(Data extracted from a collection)
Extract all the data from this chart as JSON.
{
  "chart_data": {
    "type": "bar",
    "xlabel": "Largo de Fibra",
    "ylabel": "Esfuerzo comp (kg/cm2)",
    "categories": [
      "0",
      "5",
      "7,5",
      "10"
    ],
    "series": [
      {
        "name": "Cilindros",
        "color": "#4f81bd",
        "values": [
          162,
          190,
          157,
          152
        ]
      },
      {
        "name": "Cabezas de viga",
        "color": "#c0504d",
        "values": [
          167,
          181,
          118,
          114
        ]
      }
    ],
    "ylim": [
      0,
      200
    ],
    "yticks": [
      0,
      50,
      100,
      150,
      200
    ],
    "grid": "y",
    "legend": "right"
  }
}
...
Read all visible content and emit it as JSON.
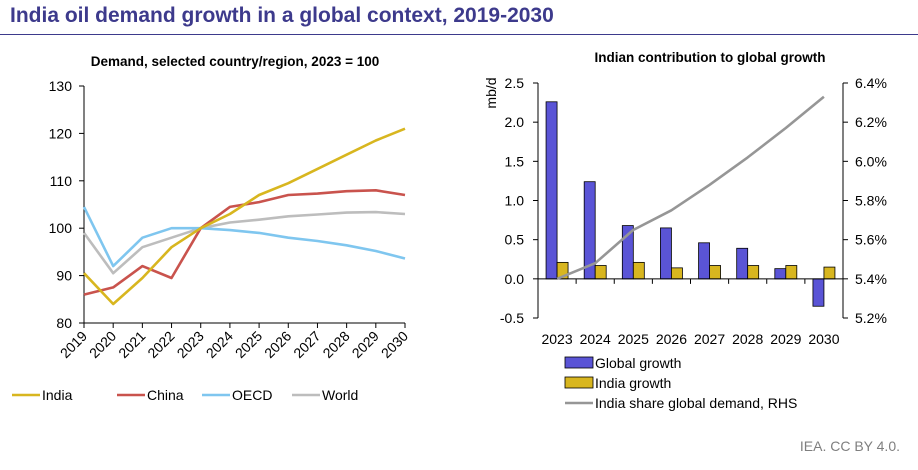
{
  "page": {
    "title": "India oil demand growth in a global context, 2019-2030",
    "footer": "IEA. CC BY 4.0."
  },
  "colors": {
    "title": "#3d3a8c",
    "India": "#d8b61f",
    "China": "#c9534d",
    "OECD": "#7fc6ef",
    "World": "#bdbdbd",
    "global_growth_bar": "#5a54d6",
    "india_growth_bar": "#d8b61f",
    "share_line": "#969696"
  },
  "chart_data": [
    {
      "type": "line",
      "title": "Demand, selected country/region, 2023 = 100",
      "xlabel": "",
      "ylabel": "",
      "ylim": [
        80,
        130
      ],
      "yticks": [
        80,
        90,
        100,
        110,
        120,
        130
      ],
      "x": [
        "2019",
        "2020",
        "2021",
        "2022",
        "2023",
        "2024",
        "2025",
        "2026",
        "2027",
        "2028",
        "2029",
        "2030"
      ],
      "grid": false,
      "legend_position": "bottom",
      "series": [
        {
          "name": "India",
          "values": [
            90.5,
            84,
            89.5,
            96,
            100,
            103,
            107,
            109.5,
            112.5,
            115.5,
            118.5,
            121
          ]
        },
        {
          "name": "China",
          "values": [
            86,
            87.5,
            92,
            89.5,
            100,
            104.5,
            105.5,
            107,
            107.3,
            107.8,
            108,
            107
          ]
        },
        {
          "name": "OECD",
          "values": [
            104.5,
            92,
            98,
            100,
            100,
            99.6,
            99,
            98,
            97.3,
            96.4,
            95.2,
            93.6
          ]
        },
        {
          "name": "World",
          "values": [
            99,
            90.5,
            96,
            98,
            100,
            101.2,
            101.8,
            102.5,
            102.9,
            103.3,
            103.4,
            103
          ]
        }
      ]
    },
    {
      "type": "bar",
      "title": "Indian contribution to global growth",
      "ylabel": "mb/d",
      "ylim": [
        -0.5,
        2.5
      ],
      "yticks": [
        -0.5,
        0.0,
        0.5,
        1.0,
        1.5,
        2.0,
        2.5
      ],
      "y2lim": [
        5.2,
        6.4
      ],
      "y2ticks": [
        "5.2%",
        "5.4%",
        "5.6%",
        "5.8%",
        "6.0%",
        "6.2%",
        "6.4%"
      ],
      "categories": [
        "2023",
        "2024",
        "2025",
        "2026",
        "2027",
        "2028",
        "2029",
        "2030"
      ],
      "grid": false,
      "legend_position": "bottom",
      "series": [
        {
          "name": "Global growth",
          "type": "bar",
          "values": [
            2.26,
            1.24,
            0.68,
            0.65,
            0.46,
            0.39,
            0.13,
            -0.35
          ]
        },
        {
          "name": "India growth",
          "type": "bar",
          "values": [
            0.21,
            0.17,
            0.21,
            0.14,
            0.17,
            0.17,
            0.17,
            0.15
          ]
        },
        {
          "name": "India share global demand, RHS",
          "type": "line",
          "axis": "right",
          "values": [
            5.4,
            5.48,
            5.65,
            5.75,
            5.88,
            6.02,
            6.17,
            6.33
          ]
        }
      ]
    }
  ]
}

**Stated problem:** Report every line containing the word "type" from the listing above.

**Response to the task:**
    "type": "bar",
      "type": "line",
      "type": "bar",
          "type": "bar",
          "type": "bar",
          "type": "line",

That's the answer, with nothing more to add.